### DIRECTION
Quote the listing below in its entirety, omitting every image.

● ● ● ●

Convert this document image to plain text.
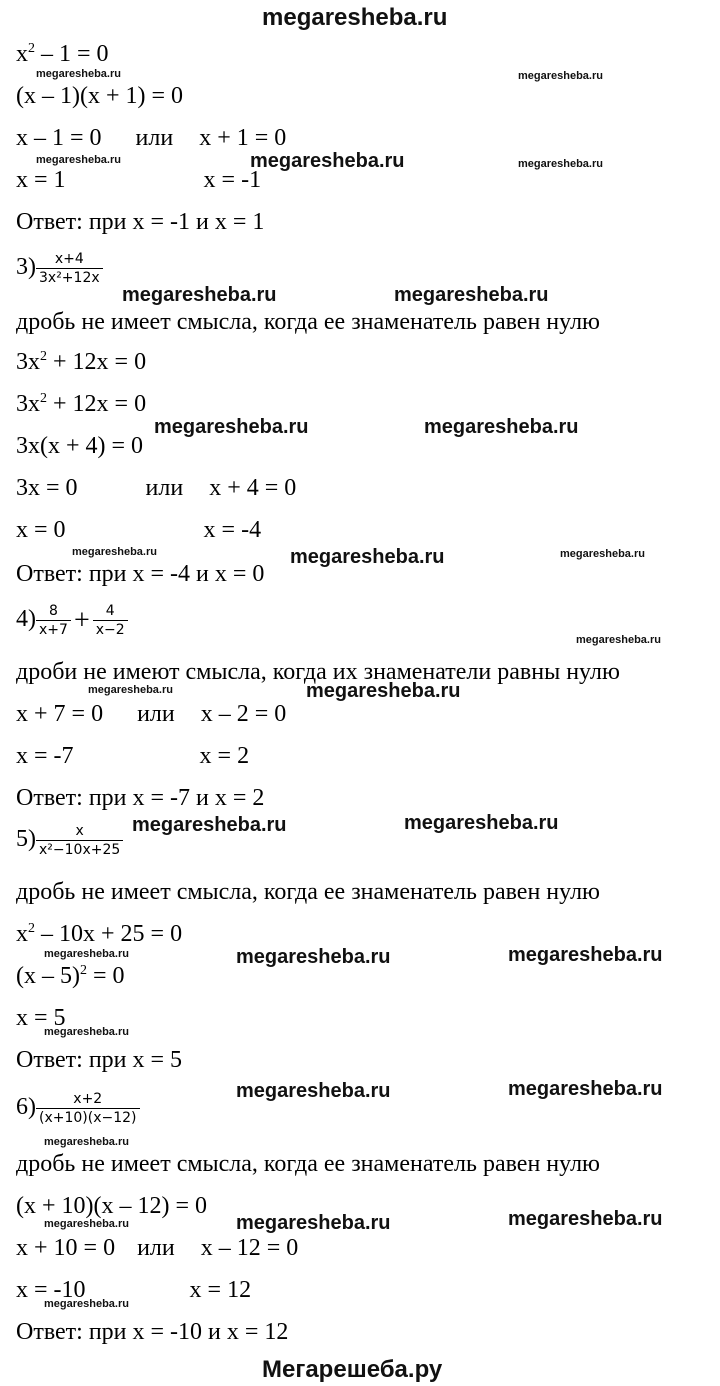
megaresheba.ru
$x^2 - 1 = 0$
megaresheba.ru	megaresheba.ru
(x – 1)(x + 1) = 0
x – 1 = 0 или x + 1 = 0
megaresheba.ru	megaresheba.ru	megaresheba.ru
x = 1	x = -1
Ответ: при x = -1 и x = 1
$3) \frac{x+4}{\text{3x²+12x}}$
megaresheba.ru	megaresheba.ru
дробь не имеет смысла, когда ее знаменатель равен нулю
$3x^2 + 12x = 0$
$3x^2 + 12x = 0$
megaresheba.ru	megaresheba.ru
3x(x + 4) = 0
3x = 0	или x + 4 = 0
x = 0	x = -4
megaresheba.ru	megaresheba.ru	megaresheba.ru
Ответ: при x = -4 и x = 0
$4) \frac{8}{x+7} + \frac{4}{x-2}$
megaresheba.ru
дроби не имеют смысла, когда их знаменатели равны нулю
megaresheba.ru	megaresheba.ru
x + 7 = 0 или x – 2 = 0
x = -7	x = 2
Ответ: при x = -7 и x = 2
$5) \frac{x}{\text{x²−10x+25}}$ megaresheba.ru	megaresheba.ru
дробь не имеет смысла, когда ее знаменатель равен нулю
$x^2 - 10x + 25 = 0$
megaresheba.ru	megaresheba.ru	megaresheba.ru
(x – 5)$^2$ = 0
x = 5
megaresheba.ru
Ответ: при x = 5
$6) \frac{x+2}{(x+10)(x-12)}$	megaresheba.ru	megaresheba.ru
megaresheba.ru
дробь не имеет смысла, когда ее знаменатель равен нулю
(x + 10)(x – 12) = 0
megaresheba.ru	megaresheba.ru	megaresheba.ru
x + 10 = 0 или x – 12 = 0
x = -10	x = 12
megaresheba.ru
Ответ: при x = -10 и x = 12
Мегарешеба.ру
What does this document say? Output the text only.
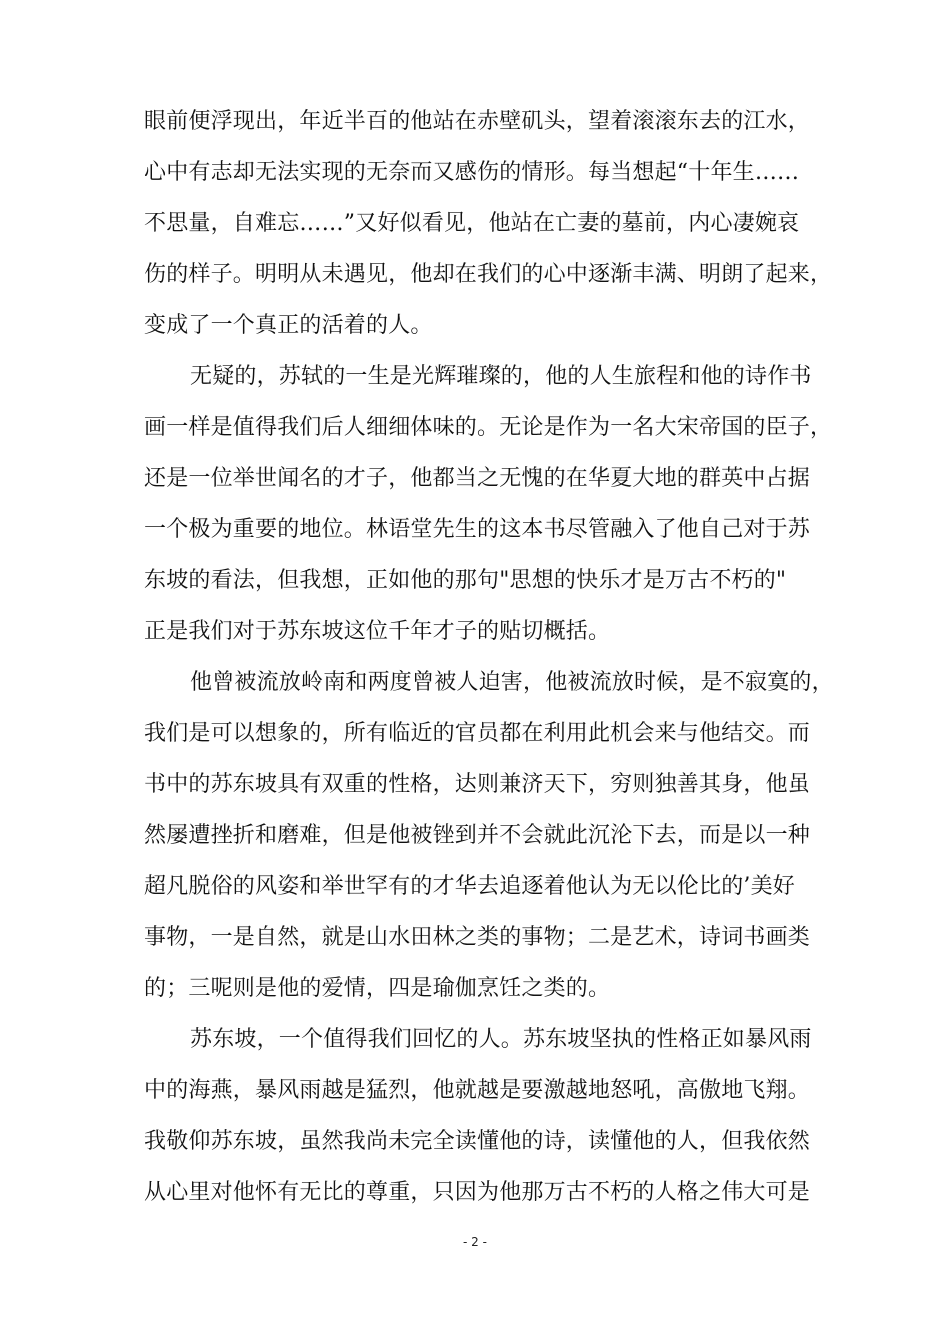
眼前便浮现出，年近半百的他站在赤壁矶头，望着滚滚东去的江水，
心中有志却无法实现的无奈而又感伤的情形。每当想起“十年生……
不思量，自难忘……”又好似看见，他站在亡妻的墓前，内心凄婉哀
伤的样子。明明从未遇见，他却在我们的心中逐渐丰满、明朗了起来，
变成了一个真正的活着的人。
无疑的，苏轼的一生是光辉璀璨的，他的人生旅程和他的诗作书
画一样是值得我们后人细细体味的。无论是作为一名大宋帝国的臣子，
还是一位举世闻名的才子，他都当之无愧的在华夏大地的群英中占据
一个极为重要的地位。林语堂先生的这本书尽管融入了他自己对于苏
东坡的看法，但我想，正如他的那句"思想的快乐才是万古不朽的"
正是我们对于苏东坡这位千年才子的贴切概括。
他曾被流放岭南和两度曾被人迫害，他被流放时候，是不寂寞的，
我们是可以想象的，所有临近的官员都在利用此机会来与他结交。而
书中的苏东坡具有双重的性格，达则兼济天下，穷则独善其身，他虽
然屡遭挫折和磨难，但是他被锉到并不会就此沉沦下去，而是以一种
超凡脱俗的风姿和举世罕有的才华去追逐着他认为无以伦比的’美好
事物，一是自然，就是山水田林之类的事物；二是艺术，诗词书画类
的；三呢则是他的爱情，四是瑜伽烹饪之类的。
苏东坡，一个值得我们回忆的人。苏东坡坚执的性格正如暴风雨
中的海燕，暴风雨越是猛烈，他就越是要激越地怒吼，高傲地飞翔。
我敬仰苏东坡，虽然我尚未完全读懂他的诗，读懂他的人，但我依然
从心里对他怀有无比的尊重，只因为他那万古不朽的人格之伟大可是
- 2 -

● ● ● ●

### FINISHED ANSWER
Convert this document image to plain text.
megaresheba.ru
$x^2 - 1 = 0$
megaresheba.ru	megaresheba.ru
(x – 1)(x + 1) = 0
x – 1 = 0 или x + 1 = 0
megaresheba.ru	megaresheba.ru	megaresheba.ru
x = 1	x = -1
Ответ: при x = -1 и x = 1
$3) \frac{x+4}{\text{3x²+12x}}$
megaresheba.ru	megaresheba.ru
дробь не имеет смысла, когда ее знаменатель равен нулю
$3x^2 + 12x = 0$
$3x^2 + 12x = 0$
megaresheba.ru	megaresheba.ru
3x(x + 4) = 0
3x = 0	или x + 4 = 0
x = 0	x = -4
megaresheba.ru	megaresheba.ru	megaresheba.ru
Ответ: при x = -4 и x = 0
$4) \frac{8}{x+7} + \frac{4}{x-2}$
megaresheba.ru
дроби не имеют смысла, когда их знаменатели равны нулю
megaresheba.ru	megaresheba.ru
x + 7 = 0 или x – 2 = 0
x = -7	x = 2
Ответ: при x = -7 и x = 2
$5) \frac{x}{\text{x²−10x+25}}$ megaresheba.ru	megaresheba.ru
дробь не имеет смысла, когда ее знаменатель равен нулю
$x^2 - 10x + 25 = 0$
megaresheba.ru	megaresheba.ru	megaresheba.ru
(x – 5)$^2$ = 0
x = 5
megaresheba.ru
Ответ: при x = 5
$6) \frac{x+2}{(x+10)(x-12)}$	megaresheba.ru	megaresheba.ru
megaresheba.ru
дробь не имеет смысла, когда ее знаменатель равен нулю
(x + 10)(x – 12) = 0
megaresheba.ru	megaresheba.ru	megaresheba.ru
x + 10 = 0 или x – 12 = 0
x = -10	x = 12
megaresheba.ru
Ответ: при x = -10 и x = 12
Мегарешеба.ру
What does this document say? Output the text only.
眼前便浮现出，年近半百的他站在赤壁矶头，望着滚滚东去的江水，
心中有志却无法实现的无奈而又感伤的情形。每当想起“十年生……
不思量，自难忘……”又好似看见，他站在亡妻的墓前，内心凄婉哀
伤的样子。明明从未遇见，他却在我们的心中逐渐丰满、明朗了起来，
变成了一个真正的活着的人。
无疑的，苏轼的一生是光辉璀璨的，他的人生旅程和他的诗作书
画一样是值得我们后人细细体味的。无论是作为一名大宋帝国的臣子，
还是一位举世闻名的才子，他都当之无愧的在华夏大地的群英中占据
一个极为重要的地位。林语堂先生的这本书尽管融入了他自己对于苏
东坡的看法，但我想，正如他的那句"思想的快乐才是万古不朽的"
正是我们对于苏东坡这位千年才子的贴切概括。
他曾被流放岭南和两度曾被人迫害，他被流放时候，是不寂寞的，
我们是可以想象的，所有临近的官员都在利用此机会来与他结交。而
书中的苏东坡具有双重的性格，达则兼济天下，穷则独善其身，他虽
然屡遭挫折和磨难，但是他被锉到并不会就此沉沦下去，而是以一种
超凡脱俗的风姿和举世罕有的才华去追逐着他认为无以伦比的’美好
事物，一是自然，就是山水田林之类的事物；二是艺术，诗词书画类
的；三呢则是他的爱情，四是瑜伽烹饪之类的。
苏东坡，一个值得我们回忆的人。苏东坡坚执的性格正如暴风雨
中的海燕，暴风雨越是猛烈，他就越是要激越地怒吼，高傲地飞翔。
我敬仰苏东坡，虽然我尚未完全读懂他的诗，读懂他的人，但我依然
从心里对他怀有无比的尊重，只因为他那万古不朽的人格之伟大可是
- 2 -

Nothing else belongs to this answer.